Supplied data:
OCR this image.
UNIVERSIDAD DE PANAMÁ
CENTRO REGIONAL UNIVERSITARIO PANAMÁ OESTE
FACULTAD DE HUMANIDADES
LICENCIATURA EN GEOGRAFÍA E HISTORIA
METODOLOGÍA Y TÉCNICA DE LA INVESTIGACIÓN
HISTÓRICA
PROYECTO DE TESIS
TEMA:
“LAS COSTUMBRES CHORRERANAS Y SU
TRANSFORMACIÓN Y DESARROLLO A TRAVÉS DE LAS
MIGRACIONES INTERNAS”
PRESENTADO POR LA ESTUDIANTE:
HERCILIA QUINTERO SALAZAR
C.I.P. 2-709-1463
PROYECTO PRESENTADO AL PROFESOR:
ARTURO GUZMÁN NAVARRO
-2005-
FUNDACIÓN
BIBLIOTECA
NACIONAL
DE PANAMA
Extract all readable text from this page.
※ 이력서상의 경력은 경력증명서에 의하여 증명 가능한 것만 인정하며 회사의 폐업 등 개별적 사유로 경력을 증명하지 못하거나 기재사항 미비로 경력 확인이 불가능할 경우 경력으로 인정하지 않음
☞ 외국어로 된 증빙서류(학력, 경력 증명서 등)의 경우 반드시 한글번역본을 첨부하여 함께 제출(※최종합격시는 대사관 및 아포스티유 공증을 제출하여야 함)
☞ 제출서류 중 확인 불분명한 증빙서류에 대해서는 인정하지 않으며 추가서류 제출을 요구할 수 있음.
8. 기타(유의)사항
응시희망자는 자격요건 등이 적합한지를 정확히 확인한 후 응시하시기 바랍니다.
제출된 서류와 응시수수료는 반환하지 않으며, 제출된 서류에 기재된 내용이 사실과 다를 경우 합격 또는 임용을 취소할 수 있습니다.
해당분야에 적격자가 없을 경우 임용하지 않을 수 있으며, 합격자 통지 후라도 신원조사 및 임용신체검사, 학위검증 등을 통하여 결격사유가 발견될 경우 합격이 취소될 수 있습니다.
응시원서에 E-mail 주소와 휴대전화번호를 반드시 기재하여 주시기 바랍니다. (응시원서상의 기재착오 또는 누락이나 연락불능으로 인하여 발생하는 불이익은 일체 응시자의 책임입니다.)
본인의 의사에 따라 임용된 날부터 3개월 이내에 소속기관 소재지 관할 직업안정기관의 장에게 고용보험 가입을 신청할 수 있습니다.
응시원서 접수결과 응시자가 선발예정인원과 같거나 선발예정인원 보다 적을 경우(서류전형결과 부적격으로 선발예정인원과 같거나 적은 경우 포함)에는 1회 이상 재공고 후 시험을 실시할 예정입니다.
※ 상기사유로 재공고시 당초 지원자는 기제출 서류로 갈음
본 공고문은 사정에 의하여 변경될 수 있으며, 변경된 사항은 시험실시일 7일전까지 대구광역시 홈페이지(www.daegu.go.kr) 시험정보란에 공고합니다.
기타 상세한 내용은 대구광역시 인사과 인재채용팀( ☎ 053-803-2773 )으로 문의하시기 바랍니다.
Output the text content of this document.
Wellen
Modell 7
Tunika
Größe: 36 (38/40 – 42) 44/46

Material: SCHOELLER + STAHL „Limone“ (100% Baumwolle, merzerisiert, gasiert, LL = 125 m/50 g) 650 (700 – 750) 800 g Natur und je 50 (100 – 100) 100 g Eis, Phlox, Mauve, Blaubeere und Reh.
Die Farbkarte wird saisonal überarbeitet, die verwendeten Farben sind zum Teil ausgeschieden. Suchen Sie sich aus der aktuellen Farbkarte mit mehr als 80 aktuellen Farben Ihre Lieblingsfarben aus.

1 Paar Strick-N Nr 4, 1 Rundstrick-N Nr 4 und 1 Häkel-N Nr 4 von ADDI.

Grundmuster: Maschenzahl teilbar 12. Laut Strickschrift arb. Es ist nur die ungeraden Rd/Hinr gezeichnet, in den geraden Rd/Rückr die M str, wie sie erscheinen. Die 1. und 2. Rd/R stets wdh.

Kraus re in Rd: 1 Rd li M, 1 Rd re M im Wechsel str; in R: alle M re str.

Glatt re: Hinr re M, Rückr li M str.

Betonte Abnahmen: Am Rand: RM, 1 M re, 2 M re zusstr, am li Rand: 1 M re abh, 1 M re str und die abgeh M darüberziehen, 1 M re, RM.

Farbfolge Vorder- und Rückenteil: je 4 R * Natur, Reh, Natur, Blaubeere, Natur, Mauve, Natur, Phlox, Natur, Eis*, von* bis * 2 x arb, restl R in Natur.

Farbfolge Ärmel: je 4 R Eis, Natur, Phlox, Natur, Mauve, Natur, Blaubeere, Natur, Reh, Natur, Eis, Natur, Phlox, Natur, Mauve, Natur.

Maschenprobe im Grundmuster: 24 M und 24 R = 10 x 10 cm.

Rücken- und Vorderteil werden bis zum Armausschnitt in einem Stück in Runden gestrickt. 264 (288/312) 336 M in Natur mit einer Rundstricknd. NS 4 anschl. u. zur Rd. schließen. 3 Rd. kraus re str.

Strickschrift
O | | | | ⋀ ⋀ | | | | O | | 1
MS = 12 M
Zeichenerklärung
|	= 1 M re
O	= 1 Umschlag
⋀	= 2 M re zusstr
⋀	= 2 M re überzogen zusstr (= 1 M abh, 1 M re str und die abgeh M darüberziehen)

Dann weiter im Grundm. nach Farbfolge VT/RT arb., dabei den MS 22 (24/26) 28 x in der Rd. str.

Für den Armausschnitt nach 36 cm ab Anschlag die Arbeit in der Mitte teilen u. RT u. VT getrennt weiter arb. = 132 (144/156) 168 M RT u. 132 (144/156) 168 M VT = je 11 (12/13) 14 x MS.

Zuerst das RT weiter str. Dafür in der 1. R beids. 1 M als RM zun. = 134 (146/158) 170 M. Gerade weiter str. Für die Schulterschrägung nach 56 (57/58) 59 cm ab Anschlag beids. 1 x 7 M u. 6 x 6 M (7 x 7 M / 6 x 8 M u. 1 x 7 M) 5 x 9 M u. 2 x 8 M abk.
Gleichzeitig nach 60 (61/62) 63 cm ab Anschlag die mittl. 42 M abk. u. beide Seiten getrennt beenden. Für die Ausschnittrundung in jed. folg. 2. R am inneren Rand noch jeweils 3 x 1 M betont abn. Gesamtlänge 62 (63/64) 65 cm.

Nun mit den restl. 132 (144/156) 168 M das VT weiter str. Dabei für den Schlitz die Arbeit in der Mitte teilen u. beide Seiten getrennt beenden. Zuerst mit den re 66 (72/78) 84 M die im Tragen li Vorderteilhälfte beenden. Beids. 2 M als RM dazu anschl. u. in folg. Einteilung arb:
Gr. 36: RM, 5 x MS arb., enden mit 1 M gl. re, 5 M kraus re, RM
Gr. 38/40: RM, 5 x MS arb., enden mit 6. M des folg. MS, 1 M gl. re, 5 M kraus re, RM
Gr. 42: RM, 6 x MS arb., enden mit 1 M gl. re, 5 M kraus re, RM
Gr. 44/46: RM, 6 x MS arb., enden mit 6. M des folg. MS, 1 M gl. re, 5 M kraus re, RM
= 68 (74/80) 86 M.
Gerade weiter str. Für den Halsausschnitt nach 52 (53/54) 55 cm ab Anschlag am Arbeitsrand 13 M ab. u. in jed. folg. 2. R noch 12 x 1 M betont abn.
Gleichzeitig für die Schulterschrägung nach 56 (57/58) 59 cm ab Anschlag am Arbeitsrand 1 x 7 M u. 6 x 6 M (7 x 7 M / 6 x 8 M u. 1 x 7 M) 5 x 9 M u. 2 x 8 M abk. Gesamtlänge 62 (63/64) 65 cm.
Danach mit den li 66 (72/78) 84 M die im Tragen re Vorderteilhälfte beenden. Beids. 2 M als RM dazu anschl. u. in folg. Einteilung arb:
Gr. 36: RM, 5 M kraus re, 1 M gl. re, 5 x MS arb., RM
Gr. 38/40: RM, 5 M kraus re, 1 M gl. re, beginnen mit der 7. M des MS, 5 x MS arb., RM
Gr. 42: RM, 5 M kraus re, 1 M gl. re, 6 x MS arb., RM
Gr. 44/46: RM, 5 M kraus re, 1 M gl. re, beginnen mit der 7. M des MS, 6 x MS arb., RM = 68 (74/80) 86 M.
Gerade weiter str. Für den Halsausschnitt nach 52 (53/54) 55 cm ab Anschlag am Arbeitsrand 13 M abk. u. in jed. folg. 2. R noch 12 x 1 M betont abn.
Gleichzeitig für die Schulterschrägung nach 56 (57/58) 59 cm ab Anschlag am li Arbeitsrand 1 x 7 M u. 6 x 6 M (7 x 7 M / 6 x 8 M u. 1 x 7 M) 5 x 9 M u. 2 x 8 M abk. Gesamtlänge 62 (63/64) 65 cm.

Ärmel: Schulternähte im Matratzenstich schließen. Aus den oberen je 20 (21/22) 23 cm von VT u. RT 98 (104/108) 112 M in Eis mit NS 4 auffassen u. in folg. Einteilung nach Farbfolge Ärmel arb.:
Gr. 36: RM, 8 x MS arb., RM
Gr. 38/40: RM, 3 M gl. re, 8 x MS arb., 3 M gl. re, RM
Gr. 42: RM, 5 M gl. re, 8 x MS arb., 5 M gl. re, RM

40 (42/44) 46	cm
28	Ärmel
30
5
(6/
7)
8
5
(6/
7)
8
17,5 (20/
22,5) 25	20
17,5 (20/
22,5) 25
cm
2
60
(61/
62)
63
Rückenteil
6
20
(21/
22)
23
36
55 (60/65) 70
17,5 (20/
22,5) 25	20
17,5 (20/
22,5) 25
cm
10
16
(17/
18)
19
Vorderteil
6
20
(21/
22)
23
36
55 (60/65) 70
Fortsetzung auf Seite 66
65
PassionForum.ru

Problem description: Go through the records and gather the lines that hold "zusstr".

Solution for this exercise:
Betonte Abnahmen: Am Rand: RM, 1 M re, 2 M re zusstr, am li Rand: 1 M re abh, 1 M re str und die abgeh M darüberziehen, 1 M re, RM.
⋀	= 2 M re zusstr
⋀	= 2 M re überzogen zusstr (= 1 M abh, 1 M re str und die abgeh M darüberziehen)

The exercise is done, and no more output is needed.